Exercise material:
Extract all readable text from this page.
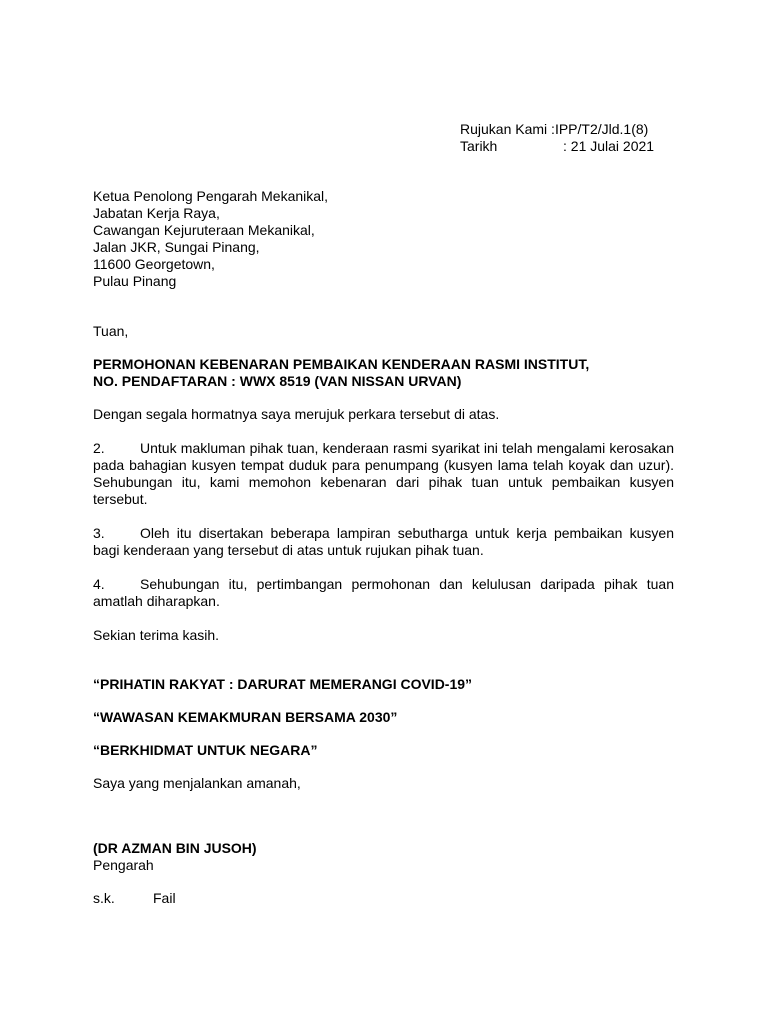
Rujukan Kami :IPP/T2/Jld.1(8)
Tarikh	: 21 Julai 2021
Ketua Penolong Pengarah Mekanikal,
Jabatan Kerja Raya,
Cawangan Kejuruteraan Mekanikal,
Jalan JKR, Sungai Pinang,
11600 Georgetown,
Pulau Pinang
Tuan,
PERMOHONAN KEBENARAN PEMBAIKAN KENDERAAN RASMI INSTITUT,
NO. PENDAFTARAN : WWX 8519 (VAN NISSAN URVAN)

Dengan segala hormatnya saya merujuk perkara tersebut di atas.

2.	Untuk makluman pihak tuan, kenderaan rasmi syarikat ini telah mengalami kerosakan pada bahagian kusyen tempat duduk para penumpang (kusyen lama telah koyak dan uzur). Sehubungan itu, kami memohon kebenaran dari pihak tuan untuk pembaikan kusyen tersebut.

3.	Oleh itu disertakan beberapa lampiran sebutharga untuk kerja pembaikan kusyen bagi kenderaan yang tersebut di atas untuk rujukan pihak tuan.

4.	Sehubungan itu, pertimbangan permohonan dan kelulusan daripada pihak tuan amatlah diharapkan.

Sekian terima kasih.
“PRIHATIN RAKYAT : DARURAT MEMERANGI COVID-19”
“WAWASAN KEMAKMURAN BERSAMA 2030”
“BERKHIDMAT UNTUK NEGARA”
Saya yang menjalankan amanah,
(DR AZMAN BIN JUSOH)
Pengarah
s.k.	Fail
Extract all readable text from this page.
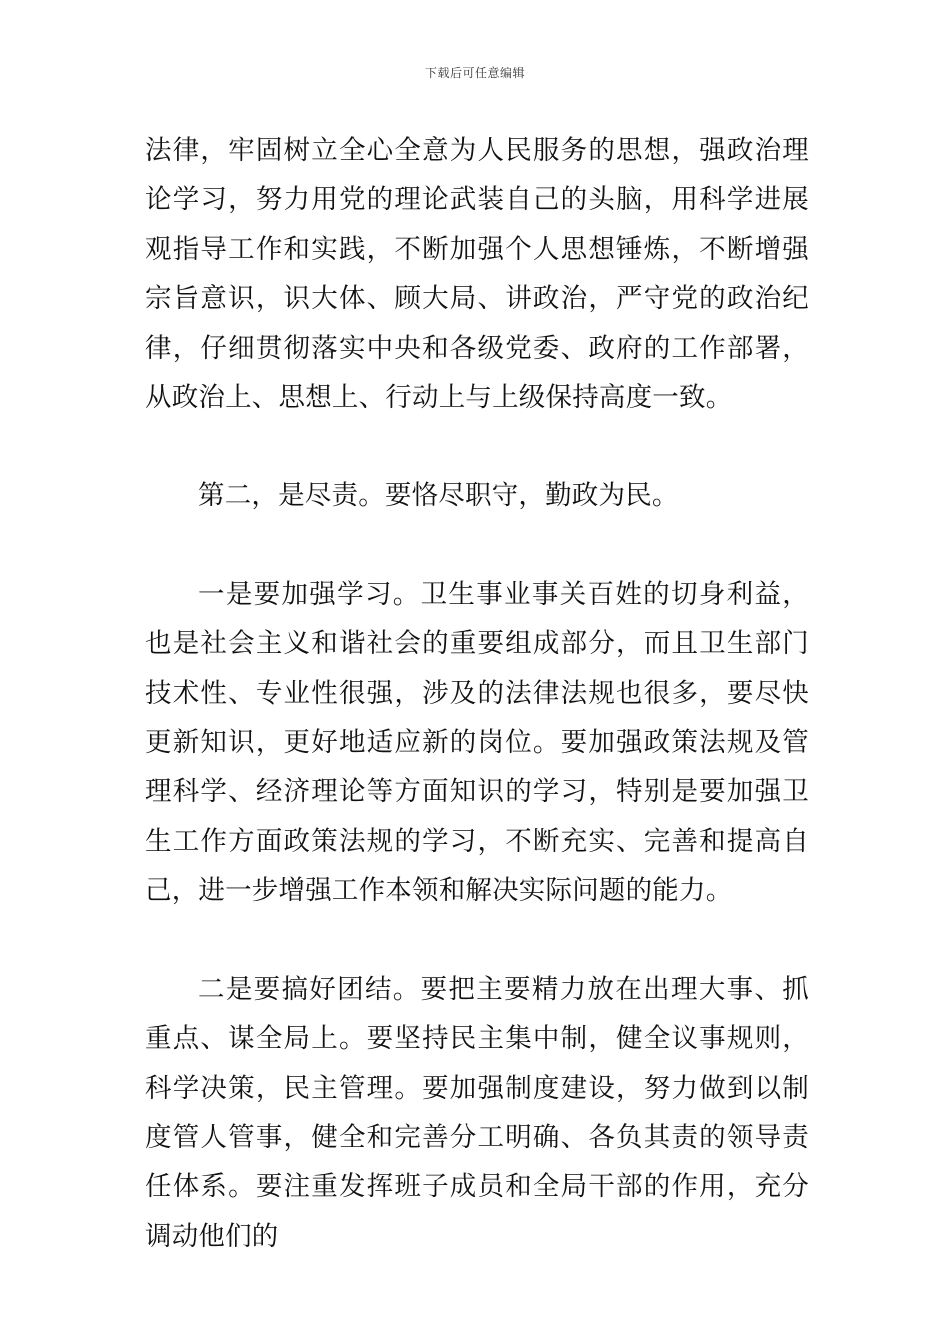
下载后可任意编辑

法律，牢固树立全心全意为人民服务的思想，强政治理论学习，努力用党的理论武装自己的头脑，用科学进展观指导工作和实践，不断加强个人思想锤炼，不断增强宗旨意识，识大体、顾大局、讲政治，严守党的政治纪律，仔细贯彻落实中央和各级党委、政府的工作部署，从政治上、思想上、行动上与上级保持高度一致。

第二，是尽责。要恪尽职守，勤政为民。

一是要加强学习。卫生事业事关百姓的切身利益，也是社会主义和谐社会的重要组成部分，而且卫生部门技术性、专业性很强，涉及的法律法规也很多，要尽快更新知识，更好地适应新的岗位。要加强政策法规及管理科学、经济理论等方面知识的学习，特别是要加强卫生工作方面政策法规的学习，不断充实、完善和提高自己，进一步增强工作本领和解决实际问题的能力。

二是要搞好团结。要把主要精力放在出理大事、抓重点、谋全局上。要坚持民主集中制，健全议事规则，科学决策，民主管理。要加强制度建设，努力做到以制度管人管事，健全和完善分工明确、各负其责的领导责任体系。要注重发挥班子成员和全局干部的作用，充分调动他们的
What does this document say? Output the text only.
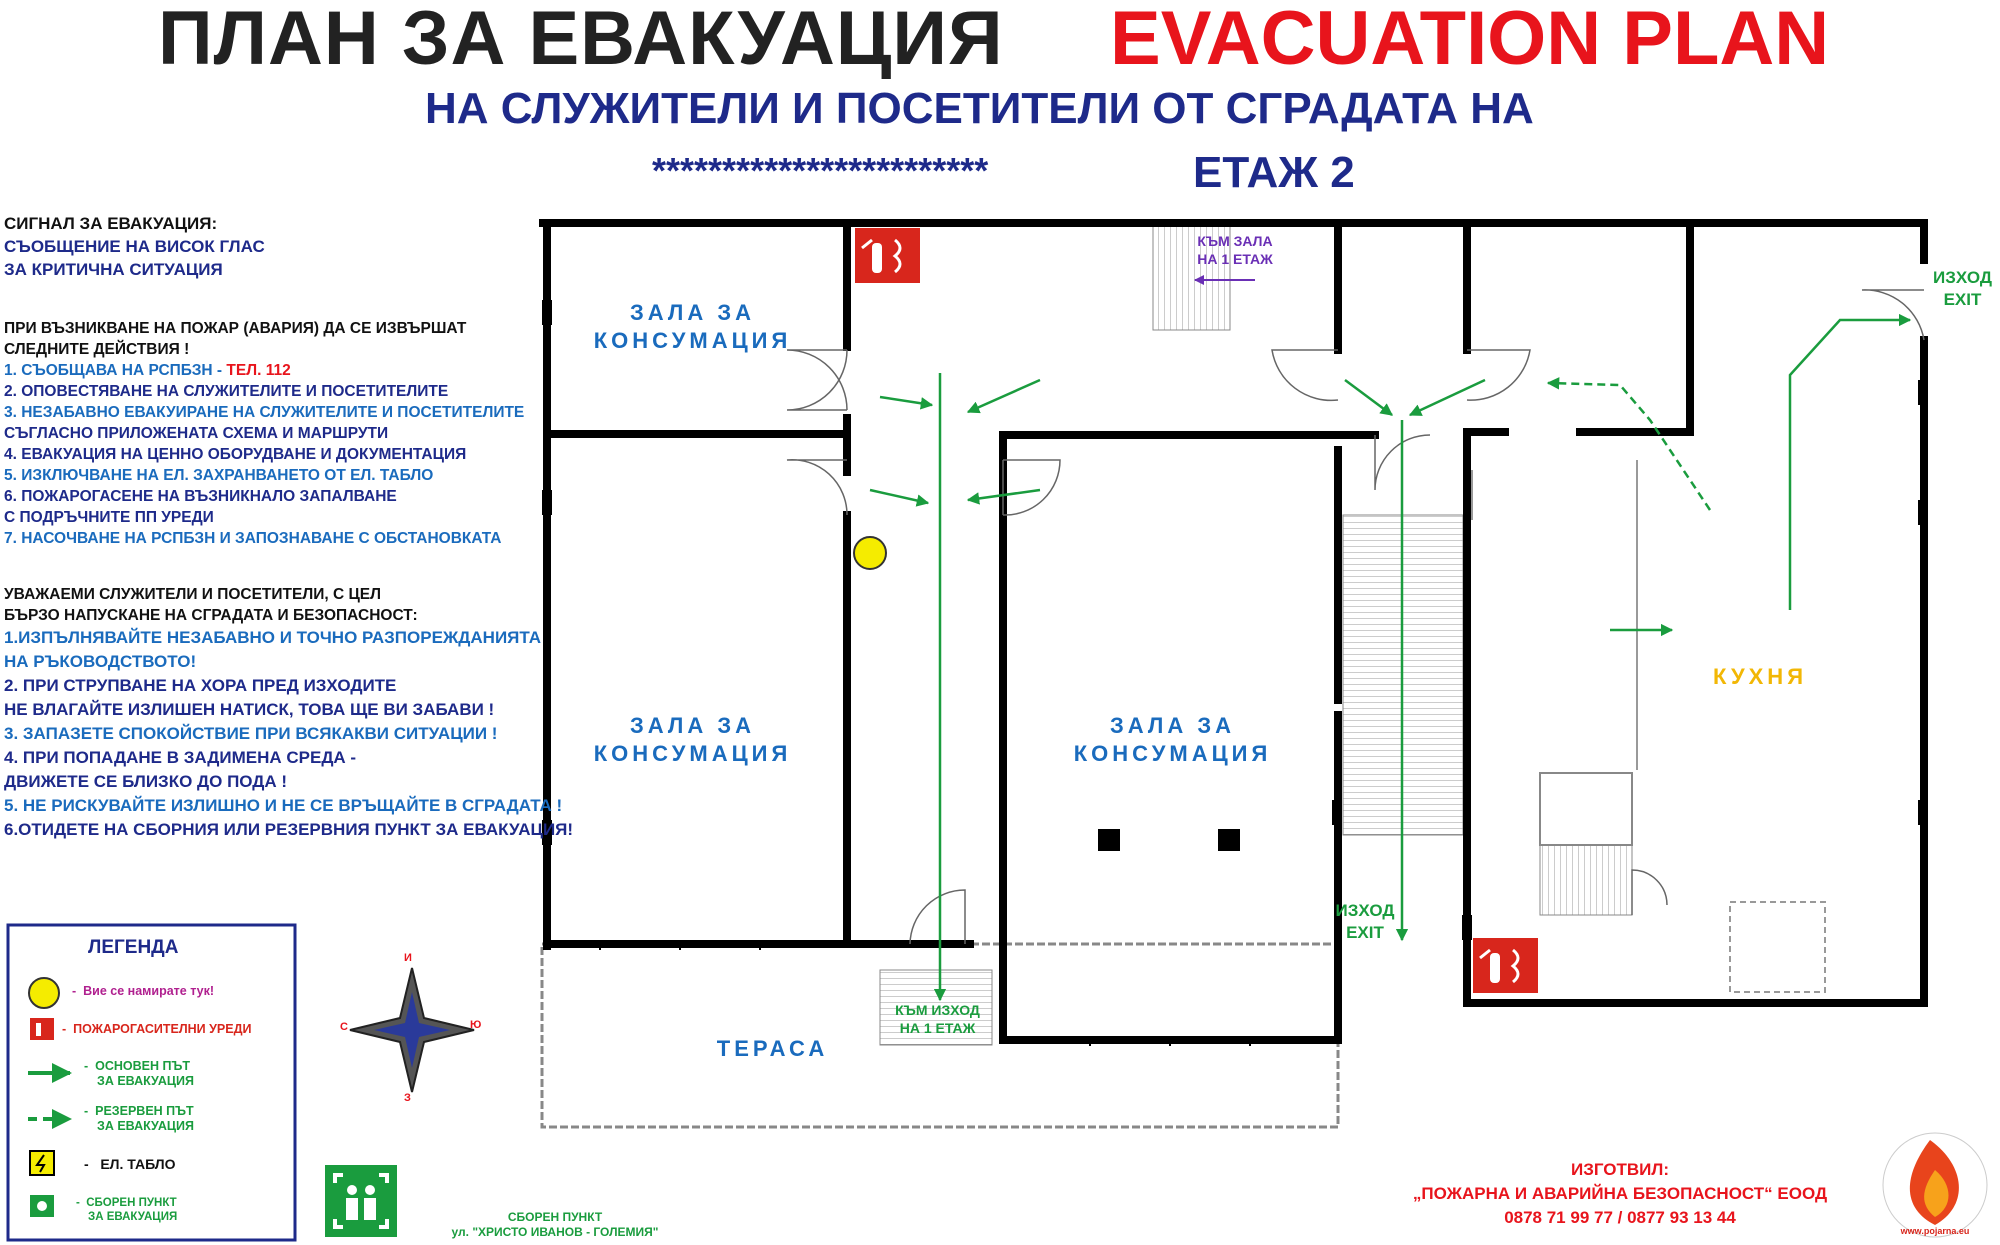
ПЛАН ЗА ЕВАКУАЦИЯ EVACUATION PLAN
НА СЛУЖИТЕЛИ И ПОСЕТИТЕЛИ ОТ СГРАДАТА НА
************************	ЕТАЖ 2
СИГНАЛ ЗА ЕВАКУАЦИЯ:
СЪОБЩЕНИЕ НА ВИСОК ГЛАС
ЗА КРИТИЧНА СИТУАЦИЯ

ПРИ ВЪЗНИКВАНЕ НА ПОЖАР (АВАРИЯ) ДА СЕ ИЗВЪРШАТ

СЛЕДНИТЕ ДЕЙСТВИЯ !

1. СЪОБЩАВА НА РСПБЗН - ТЕЛ. 112

2. ОПОВЕСТЯВАНЕ НА СЛУЖИТЕЛИТЕ И ПОСЕТИТЕЛИТЕ

3. НЕЗАБАВНО ЕВАКУИРАНЕ НА СЛУЖИТЕЛИТЕ И ПОСЕТИТЕЛИТЕ

СЪГЛАСНО ПРИЛОЖЕНАТА СХЕМА И МАРШРУТИ

4. ЕВАКУАЦИЯ НА ЦЕННО ОБОРУДВАНЕ И ДОКУМЕНТАЦИЯ

5. ИЗКЛЮЧВАНЕ НА ЕЛ. ЗАХРАНВАНЕТО ОТ ЕЛ. ТАБЛО

6. ПОЖАРОГАСЕНЕ НА ВЪЗНИКНАЛО ЗАПАЛВАНЕ

С ПОДРЪЧНИТЕ ПП УРЕДИ

7. НАСОЧВАНЕ НА РСПБЗН И ЗАПОЗНАВАНЕ С ОБСТАНОВКАТА

УВАЖАЕМИ СЛУЖИТЕЛИ И ПОСЕТИТЕЛИ, С ЦЕЛ

БЪРЗО НАПУСКАНЕ НА СГРАДАТА И БЕЗОПАСНОСТ:

1.ИЗПЪЛНЯВАЙТЕ НЕЗАБАВНО И ТОЧНО РАЗПОРЕЖДАНИЯТА

НА РЪКОВОДСТВОТО!

2. ПРИ СТРУПВАНЕ НА ХОРА ПРЕД ИЗХОДИТЕ

НЕ ВЛАГАЙТЕ ИЗЛИШЕН НАТИСК, ТОВА ЩЕ ВИ ЗАБАВИ !

3. ЗАПАЗЕТЕ СПОКОЙСТВИЕ ПРИ ВСЯКАКВИ СИТУАЦИИ !

4. ПРИ ПОПАДАНЕ В ЗАДИМЕНА СРЕДА -

ДВИЖЕТЕ СЕ БЛИЗКО ДО ПОДА !

5. НЕ РИСКУВАЙТЕ ИЗЛИШНО И НЕ СЕ ВРЪЩАЙТЕ В СГРАДАТА !

6.ОТИДЕТЕ НА СБОРНИЯ ИЛИ РЕЗЕРВНИЯ ПУНКТ ЗА ЕВАКУАЦИЯ!

ЗАЛА ЗА
КОНСУМАЦИЯ
ЗАЛА ЗА
КОНСУМАЦИЯ
ЗАЛА ЗА
КОНСУМАЦИЯ
ТЕРАСА
КУХНЯ
КЪМ ЗАЛА
НА 1 ЕТАЖ
КЪМ ИЗХОД
НА 1 ЕТАЖ
ИЗХОД
EXIT
ИЗХОД
EXIT
И
З
С	Ю
ЛЕГЕНДА
- Вие се намирате тук!
- ПОЖАРОГАСИТЕЛНИ УРЕДИ
- ОСНОВЕН ПЪТ
ЗА ЕВАКУАЦИЯ
- РЕЗЕРВЕН ПЪТ
ЗА ЕВАКУАЦИЯ
- ЕЛ. ТАБЛО
- СБОРЕН ПУНКТ
ЗА ЕВАКУАЦИЯ	СБОРЕН ПУНКТ
ул. "ХРИСТО ИВАНОВ - ГОЛЕМИЯ"
ИЗГОТВИЛ:
„ПОЖАРНА И АВАРИЙНА БЕЗОПАСНОСТ“ ЕООД
0878 71 99 77 / 0877 93 13 44
www.pojarna.eu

Work to complete:
Would you mind returning each entry above word for word, skipping the images?

Output below:
Extract all readable text from this page.
Rujukan Kami :IPP/T2/Jld.1(8)
Tarikh	: 21 Julai 2021
Ketua Penolong Pengarah Mekanikal,
Jabatan Kerja Raya,
Cawangan Kejuruteraan Mekanikal,
Jalan JKR, Sungai Pinang,
11600 Georgetown,
Pulau Pinang
Tuan,
PERMOHONAN KEBENARAN PEMBAIKAN KENDERAAN RASMI INSTITUT,
NO. PENDAFTARAN : WWX 8519 (VAN NISSAN URVAN)

Dengan segala hormatnya saya merujuk perkara tersebut di atas.

2.	Untuk makluman pihak tuan, kenderaan rasmi syarikat ini telah mengalami kerosakan pada bahagian kusyen tempat duduk para penumpang (kusyen lama telah koyak dan uzur). Sehubungan itu, kami memohon kebenaran dari pihak tuan untuk pembaikan kusyen tersebut.

3.	Oleh itu disertakan beberapa lampiran sebutharga untuk kerja pembaikan kusyen bagi kenderaan yang tersebut di atas untuk rujukan pihak tuan.

4.	Sehubungan itu, pertimbangan permohonan dan kelulusan daripada pihak tuan amatlah diharapkan.

Sekian terima kasih.
“PRIHATIN RAKYAT : DARURAT MEMERANGI COVID-19”
“WAWASAN KEMAKMURAN BERSAMA 2030”
“BERKHIDMAT UNTUK NEGARA”
Saya yang menjalankan amanah,
(DR AZMAN BIN JUSOH)
Pengarah
s.k.	Fail
Extract all readable text from this page.
下载后可任意编辑

法律，牢固树立全心全意为人民服务的思想，强政治理论学习，努力用党的理论武装自己的头脑，用科学进展观指导工作和实践，不断加强个人思想锤炼，不断增强宗旨意识，识大体、顾大局、讲政治，严守党的政治纪律，仔细贯彻落实中央和各级党委、政府的工作部署，从政治上、思想上、行动上与上级保持高度一致。

第二，是尽责。要恪尽职守，勤政为民。

一是要加强学习。卫生事业事关百姓的切身利益，也是社会主义和谐社会的重要组成部分，而且卫生部门技术性、专业性很强，涉及的法律法规也很多，要尽快更新知识，更好地适应新的岗位。要加强政策法规及管理科学、经济理论等方面知识的学习，特别是要加强卫生工作方面政策法规的学习，不断充实、完善和提高自己，进一步增强工作本领和解决实际问题的能力。

二是要搞好团结。要把主要精力放在出理大事、抓重点、谋全局上。要坚持民主集中制，健全议事规则，科学决策，民主管理。要加强制度建设，努力做到以制度管人管事，健全和完善分工明确、各负其责的领导责任体系。要注重发挥班子成员和全局干部的作用，充分调动他们的
What does this document say? Output the text only.
ПЛАН ЗА ЕВАКУАЦИЯ EVACUATION PLAN
НА СЛУЖИТЕЛИ И ПОСЕТИТЕЛИ ОТ СГРАДАТА НА
************************	ЕТАЖ 2
СИГНАЛ ЗА ЕВАКУАЦИЯ:
СЪОБЩЕНИЕ НА ВИСОК ГЛАС
ЗА КРИТИЧНА СИТУАЦИЯ

ПРИ ВЪЗНИКВАНЕ НА ПОЖАР (АВАРИЯ) ДА СЕ ИЗВЪРШАТ

СЛЕДНИТЕ ДЕЙСТВИЯ !

1. СЪОБЩАВА НА РСПБЗН - ТЕЛ. 112

2. ОПОВЕСТЯВАНЕ НА СЛУЖИТЕЛИТЕ И ПОСЕТИТЕЛИТЕ

3. НЕЗАБАВНО ЕВАКУИРАНЕ НА СЛУЖИТЕЛИТЕ И ПОСЕТИТЕЛИТЕ

СЪГЛАСНО ПРИЛОЖЕНАТА СХЕМА И МАРШРУТИ

4. ЕВАКУАЦИЯ НА ЦЕННО ОБОРУДВАНЕ И ДОКУМЕНТАЦИЯ

5. ИЗКЛЮЧВАНЕ НА ЕЛ. ЗАХРАНВАНЕТО ОТ ЕЛ. ТАБЛО

6. ПОЖАРОГАСЕНЕ НА ВЪЗНИКНАЛО ЗАПАЛВАНЕ

С ПОДРЪЧНИТЕ ПП УРЕДИ

7. НАСОЧВАНЕ НА РСПБЗН И ЗАПОЗНАВАНЕ С ОБСТАНОВКАТА

УВАЖАЕМИ СЛУЖИТЕЛИ И ПОСЕТИТЕЛИ, С ЦЕЛ

БЪРЗО НАПУСКАНЕ НА СГРАДАТА И БЕЗОПАСНОСТ:

1.ИЗПЪЛНЯВАЙТЕ НЕЗАБАВНО И ТОЧНО РАЗПОРЕЖДАНИЯТА

НА РЪКОВОДСТВОТО!

2. ПРИ СТРУПВАНЕ НА ХОРА ПРЕД ИЗХОДИТЕ

НЕ ВЛАГАЙТЕ ИЗЛИШЕН НАТИСК, ТОВА ЩЕ ВИ ЗАБАВИ !

3. ЗАПАЗЕТЕ СПОКОЙСТВИЕ ПРИ ВСЯКАКВИ СИТУАЦИИ !

4. ПРИ ПОПАДАНЕ В ЗАДИМЕНА СРЕДА -

ДВИЖЕТЕ СЕ БЛИЗКО ДО ПОДА !

5. НЕ РИСКУВАЙТЕ ИЗЛИШНО И НЕ СЕ ВРЪЩАЙТЕ В СГРАДАТА !

6.ОТИДЕТЕ НА СБОРНИЯ ИЛИ РЕЗЕРВНИЯ ПУНКТ ЗА ЕВАКУАЦИЯ!

ЗАЛА ЗА
КОНСУМАЦИЯ
ЗАЛА ЗА
КОНСУМАЦИЯ
ЗАЛА ЗА
КОНСУМАЦИЯ
ТЕРАСА
КУХНЯ
КЪМ ЗАЛА
НА 1 ЕТАЖ
КЪМ ИЗХОД
НА 1 ЕТАЖ
ИЗХОД
EXIT
ИЗХОД
EXIT
И
З
С	Ю
ЛЕГЕНДА
- Вие се намирате тук!
- ПОЖАРОГАСИТЕЛНИ УРЕДИ
- ОСНОВЕН ПЪТ
ЗА ЕВАКУАЦИЯ
- РЕЗЕРВЕН ПЪТ
ЗА ЕВАКУАЦИЯ
- ЕЛ. ТАБЛО
- СБОРЕН ПУНКТ
ЗА ЕВАКУАЦИЯ	СБОРЕН ПУНКТ
ул. "ХРИСТО ИВАНОВ - ГОЛЕМИЯ"
ИЗГОТВИЛ:
„ПОЖАРНА И АВАРИЙНА БЕЗОПАСНОСТ“ ЕООД
0878 71 99 77 / 0877 93 13 44
www.pojarna.eu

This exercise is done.